-- begin THE DATA --
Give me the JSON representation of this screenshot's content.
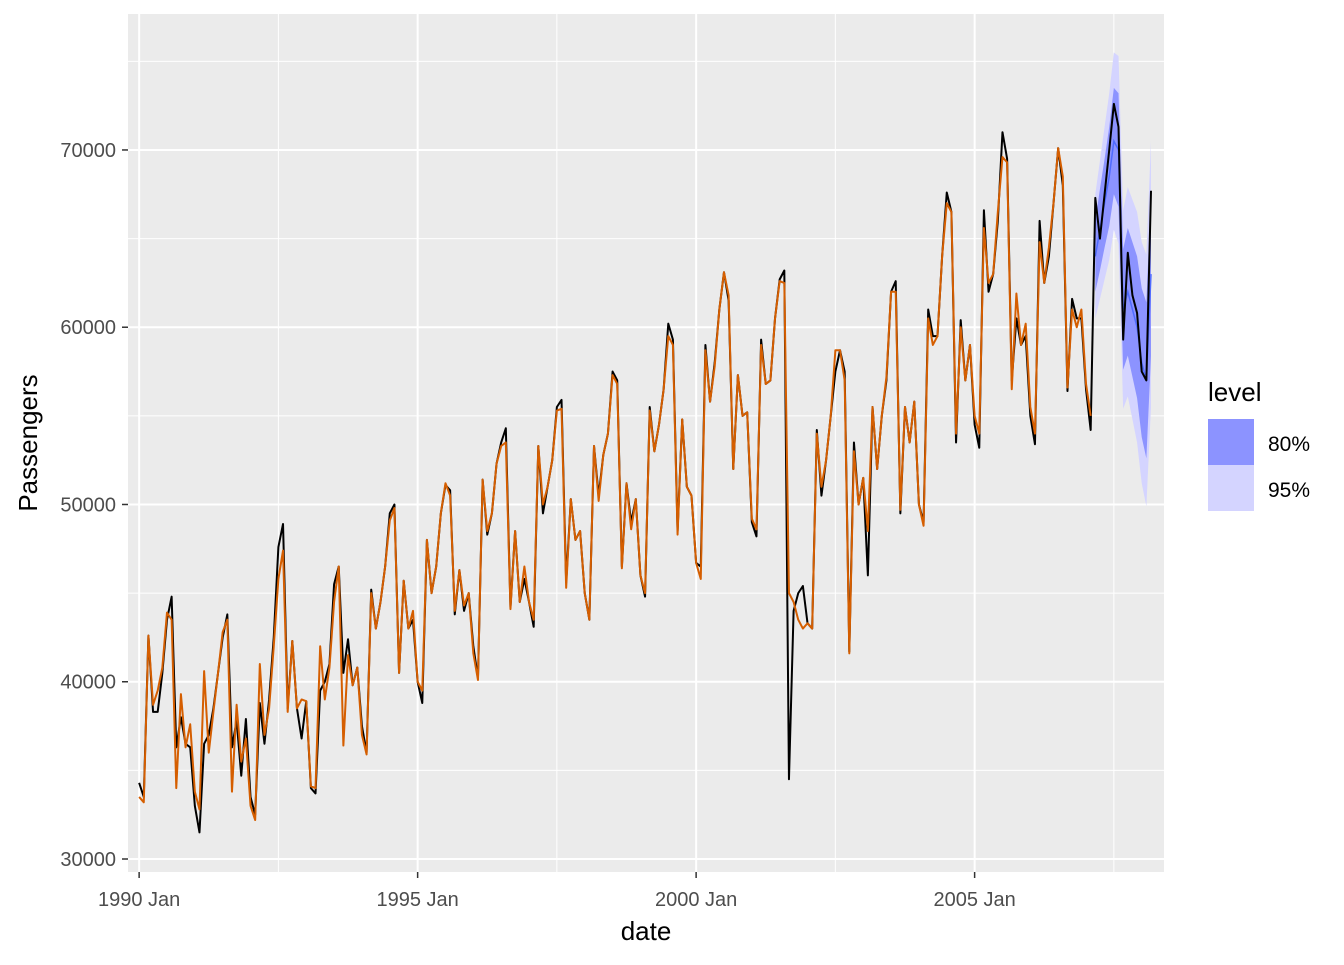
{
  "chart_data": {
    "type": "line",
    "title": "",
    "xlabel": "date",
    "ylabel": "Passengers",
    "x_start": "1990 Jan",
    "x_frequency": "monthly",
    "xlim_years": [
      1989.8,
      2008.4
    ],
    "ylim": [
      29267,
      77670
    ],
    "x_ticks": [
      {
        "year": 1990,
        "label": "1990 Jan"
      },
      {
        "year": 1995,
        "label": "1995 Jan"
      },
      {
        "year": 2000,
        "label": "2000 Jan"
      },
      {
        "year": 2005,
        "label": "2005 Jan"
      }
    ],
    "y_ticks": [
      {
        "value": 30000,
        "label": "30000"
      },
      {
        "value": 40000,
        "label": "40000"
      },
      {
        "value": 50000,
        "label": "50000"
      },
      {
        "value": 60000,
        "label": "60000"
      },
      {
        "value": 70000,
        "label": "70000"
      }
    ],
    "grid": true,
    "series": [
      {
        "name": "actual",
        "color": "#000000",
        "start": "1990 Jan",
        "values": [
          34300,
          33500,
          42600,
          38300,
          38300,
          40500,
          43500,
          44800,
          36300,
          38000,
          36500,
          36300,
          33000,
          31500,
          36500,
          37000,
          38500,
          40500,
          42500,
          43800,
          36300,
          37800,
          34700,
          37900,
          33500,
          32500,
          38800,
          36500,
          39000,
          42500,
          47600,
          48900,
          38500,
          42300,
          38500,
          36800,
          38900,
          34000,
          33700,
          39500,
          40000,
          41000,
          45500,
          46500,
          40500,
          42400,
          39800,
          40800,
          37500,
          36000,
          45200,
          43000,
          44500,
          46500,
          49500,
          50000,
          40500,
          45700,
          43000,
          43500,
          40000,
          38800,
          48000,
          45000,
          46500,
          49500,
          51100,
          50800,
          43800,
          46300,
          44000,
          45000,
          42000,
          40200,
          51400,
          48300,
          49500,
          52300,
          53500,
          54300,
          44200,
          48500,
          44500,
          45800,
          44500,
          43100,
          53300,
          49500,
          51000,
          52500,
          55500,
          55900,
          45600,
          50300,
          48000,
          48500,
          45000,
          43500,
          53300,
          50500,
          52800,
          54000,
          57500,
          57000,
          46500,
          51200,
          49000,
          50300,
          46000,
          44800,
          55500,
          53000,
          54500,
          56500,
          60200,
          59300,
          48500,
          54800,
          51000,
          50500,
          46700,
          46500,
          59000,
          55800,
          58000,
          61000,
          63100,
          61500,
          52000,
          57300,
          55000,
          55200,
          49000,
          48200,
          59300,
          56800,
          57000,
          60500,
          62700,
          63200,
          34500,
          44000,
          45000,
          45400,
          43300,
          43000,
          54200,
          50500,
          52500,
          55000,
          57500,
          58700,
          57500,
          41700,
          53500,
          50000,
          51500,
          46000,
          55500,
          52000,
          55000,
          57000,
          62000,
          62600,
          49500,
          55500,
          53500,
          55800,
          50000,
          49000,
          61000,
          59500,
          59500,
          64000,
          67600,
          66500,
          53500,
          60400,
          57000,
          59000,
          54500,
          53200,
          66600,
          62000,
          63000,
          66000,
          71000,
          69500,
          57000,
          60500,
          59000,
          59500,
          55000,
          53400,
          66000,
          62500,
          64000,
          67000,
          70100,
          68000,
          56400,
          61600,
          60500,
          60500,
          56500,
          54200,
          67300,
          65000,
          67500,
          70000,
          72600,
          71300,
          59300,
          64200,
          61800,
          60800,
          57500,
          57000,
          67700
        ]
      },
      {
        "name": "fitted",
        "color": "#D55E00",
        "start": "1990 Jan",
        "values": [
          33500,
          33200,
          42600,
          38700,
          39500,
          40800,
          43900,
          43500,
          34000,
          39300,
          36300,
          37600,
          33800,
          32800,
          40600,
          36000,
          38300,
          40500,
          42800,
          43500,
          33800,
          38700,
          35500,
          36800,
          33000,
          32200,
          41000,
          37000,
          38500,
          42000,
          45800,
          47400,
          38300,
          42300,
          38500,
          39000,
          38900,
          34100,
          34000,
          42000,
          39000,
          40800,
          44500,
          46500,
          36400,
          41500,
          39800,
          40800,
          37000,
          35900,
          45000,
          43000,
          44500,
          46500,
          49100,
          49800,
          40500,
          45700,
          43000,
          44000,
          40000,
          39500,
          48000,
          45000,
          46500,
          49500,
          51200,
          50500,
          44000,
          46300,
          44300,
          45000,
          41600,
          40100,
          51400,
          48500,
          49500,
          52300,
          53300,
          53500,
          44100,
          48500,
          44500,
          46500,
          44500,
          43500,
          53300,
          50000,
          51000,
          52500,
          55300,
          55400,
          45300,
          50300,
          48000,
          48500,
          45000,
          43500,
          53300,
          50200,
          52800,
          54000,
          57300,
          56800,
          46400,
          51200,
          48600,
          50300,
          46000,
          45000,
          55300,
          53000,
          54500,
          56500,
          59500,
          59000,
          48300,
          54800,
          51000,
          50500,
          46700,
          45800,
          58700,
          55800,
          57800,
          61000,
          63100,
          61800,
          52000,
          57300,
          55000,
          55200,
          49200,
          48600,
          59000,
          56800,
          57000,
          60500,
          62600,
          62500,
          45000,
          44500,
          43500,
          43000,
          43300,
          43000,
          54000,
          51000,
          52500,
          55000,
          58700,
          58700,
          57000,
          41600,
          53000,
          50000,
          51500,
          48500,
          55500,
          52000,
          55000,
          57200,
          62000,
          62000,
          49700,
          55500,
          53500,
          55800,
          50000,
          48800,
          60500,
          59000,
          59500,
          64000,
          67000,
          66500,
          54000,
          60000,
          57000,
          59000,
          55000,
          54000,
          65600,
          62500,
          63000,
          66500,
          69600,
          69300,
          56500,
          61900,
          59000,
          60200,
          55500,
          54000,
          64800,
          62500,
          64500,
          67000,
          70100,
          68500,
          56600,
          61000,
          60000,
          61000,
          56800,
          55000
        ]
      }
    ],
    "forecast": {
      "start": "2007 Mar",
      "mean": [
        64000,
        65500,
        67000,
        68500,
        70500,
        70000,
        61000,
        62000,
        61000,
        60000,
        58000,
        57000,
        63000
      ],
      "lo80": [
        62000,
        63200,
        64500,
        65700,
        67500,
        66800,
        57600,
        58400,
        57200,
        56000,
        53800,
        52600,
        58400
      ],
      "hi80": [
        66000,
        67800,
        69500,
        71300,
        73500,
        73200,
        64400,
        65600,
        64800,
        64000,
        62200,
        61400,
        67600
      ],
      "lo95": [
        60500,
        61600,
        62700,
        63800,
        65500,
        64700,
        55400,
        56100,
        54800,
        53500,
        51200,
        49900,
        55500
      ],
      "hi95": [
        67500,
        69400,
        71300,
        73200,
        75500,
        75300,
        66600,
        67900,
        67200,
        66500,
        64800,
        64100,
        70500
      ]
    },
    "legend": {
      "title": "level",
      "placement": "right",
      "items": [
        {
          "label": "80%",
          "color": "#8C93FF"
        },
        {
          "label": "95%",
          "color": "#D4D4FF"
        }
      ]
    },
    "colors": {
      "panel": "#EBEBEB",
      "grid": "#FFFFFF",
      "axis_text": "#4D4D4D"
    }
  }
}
-- end THE DATA --
-- begin THE DATA --
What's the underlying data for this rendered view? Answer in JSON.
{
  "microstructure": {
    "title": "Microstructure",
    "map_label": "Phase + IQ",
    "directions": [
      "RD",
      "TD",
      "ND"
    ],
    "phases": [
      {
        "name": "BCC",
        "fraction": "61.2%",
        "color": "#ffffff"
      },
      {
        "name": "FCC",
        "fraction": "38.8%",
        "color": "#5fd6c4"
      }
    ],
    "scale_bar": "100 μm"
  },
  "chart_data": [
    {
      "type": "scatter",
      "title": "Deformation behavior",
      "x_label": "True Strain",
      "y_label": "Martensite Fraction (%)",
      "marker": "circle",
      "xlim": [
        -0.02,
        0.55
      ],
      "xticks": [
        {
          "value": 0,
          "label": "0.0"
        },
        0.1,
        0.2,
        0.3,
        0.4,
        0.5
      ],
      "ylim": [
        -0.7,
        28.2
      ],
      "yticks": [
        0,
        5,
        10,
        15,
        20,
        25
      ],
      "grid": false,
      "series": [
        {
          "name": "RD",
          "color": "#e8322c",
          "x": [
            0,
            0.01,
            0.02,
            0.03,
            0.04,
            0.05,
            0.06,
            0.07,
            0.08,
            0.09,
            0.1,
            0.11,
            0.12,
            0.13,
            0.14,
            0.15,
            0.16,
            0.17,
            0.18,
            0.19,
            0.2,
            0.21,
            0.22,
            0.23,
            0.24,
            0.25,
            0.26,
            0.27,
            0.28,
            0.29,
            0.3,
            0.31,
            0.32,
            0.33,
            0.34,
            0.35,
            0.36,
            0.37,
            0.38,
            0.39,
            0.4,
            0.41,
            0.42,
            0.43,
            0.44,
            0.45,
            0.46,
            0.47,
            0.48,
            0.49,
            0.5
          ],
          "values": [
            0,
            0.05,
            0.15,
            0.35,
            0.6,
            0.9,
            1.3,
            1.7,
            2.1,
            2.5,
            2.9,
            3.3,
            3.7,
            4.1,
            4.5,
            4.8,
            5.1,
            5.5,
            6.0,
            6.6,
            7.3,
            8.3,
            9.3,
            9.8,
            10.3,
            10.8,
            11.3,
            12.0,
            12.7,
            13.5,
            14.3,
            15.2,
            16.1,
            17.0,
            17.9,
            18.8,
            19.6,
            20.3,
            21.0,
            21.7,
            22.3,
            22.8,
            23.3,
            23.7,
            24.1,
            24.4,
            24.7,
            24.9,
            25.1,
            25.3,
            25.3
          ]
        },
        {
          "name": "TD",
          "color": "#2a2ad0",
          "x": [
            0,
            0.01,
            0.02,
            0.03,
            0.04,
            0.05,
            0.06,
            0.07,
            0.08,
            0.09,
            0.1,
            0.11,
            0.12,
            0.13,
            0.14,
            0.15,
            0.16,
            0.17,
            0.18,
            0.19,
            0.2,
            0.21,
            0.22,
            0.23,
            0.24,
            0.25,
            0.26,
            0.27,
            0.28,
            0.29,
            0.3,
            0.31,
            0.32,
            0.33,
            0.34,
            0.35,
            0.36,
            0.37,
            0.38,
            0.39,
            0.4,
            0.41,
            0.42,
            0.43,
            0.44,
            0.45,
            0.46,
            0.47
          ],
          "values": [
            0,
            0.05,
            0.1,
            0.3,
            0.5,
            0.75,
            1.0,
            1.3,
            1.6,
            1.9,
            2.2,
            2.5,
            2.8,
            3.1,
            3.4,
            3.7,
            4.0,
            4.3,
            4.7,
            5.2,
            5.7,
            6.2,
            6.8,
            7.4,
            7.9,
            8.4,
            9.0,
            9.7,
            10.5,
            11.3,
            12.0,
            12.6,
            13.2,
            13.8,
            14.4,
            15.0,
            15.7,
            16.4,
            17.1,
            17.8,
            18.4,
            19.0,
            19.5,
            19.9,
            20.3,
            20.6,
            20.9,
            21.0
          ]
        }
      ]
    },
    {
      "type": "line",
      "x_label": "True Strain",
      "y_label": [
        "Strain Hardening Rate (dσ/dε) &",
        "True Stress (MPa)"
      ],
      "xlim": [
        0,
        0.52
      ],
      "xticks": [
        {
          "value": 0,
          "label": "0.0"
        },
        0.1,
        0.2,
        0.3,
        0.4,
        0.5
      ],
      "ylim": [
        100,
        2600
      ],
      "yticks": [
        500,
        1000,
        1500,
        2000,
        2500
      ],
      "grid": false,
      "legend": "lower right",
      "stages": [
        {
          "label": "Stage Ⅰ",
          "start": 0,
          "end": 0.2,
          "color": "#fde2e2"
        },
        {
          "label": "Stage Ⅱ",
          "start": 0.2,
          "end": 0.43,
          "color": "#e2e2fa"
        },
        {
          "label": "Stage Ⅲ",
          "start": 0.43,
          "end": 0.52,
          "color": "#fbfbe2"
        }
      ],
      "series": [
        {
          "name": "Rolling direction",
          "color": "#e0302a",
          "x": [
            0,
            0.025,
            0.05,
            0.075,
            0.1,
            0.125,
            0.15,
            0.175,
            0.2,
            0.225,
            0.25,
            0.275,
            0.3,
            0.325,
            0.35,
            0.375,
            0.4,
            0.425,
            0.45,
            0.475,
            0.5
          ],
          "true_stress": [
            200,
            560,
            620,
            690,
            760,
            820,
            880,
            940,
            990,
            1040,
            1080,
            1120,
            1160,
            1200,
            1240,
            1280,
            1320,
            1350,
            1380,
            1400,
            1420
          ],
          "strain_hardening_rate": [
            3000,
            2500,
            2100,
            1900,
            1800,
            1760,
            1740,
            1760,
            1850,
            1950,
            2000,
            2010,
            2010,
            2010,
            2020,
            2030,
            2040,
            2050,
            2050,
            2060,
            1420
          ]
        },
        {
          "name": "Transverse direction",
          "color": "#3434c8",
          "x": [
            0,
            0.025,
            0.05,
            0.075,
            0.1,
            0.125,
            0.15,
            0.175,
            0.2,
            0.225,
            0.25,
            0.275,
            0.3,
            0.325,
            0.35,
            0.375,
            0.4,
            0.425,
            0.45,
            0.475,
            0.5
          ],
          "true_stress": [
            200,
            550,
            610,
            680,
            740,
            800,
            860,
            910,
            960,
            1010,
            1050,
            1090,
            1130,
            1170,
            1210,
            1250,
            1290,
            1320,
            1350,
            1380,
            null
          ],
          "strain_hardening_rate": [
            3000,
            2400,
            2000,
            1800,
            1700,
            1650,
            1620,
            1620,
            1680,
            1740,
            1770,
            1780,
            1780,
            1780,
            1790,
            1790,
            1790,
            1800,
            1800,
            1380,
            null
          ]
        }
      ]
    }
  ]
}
-- end THE DATA --
[WORK TO COMPLETE]: Copy out each line of the listing that holds "right".

[RESULT BELOW]:
      "placement": "right",
      "legend": "lower right",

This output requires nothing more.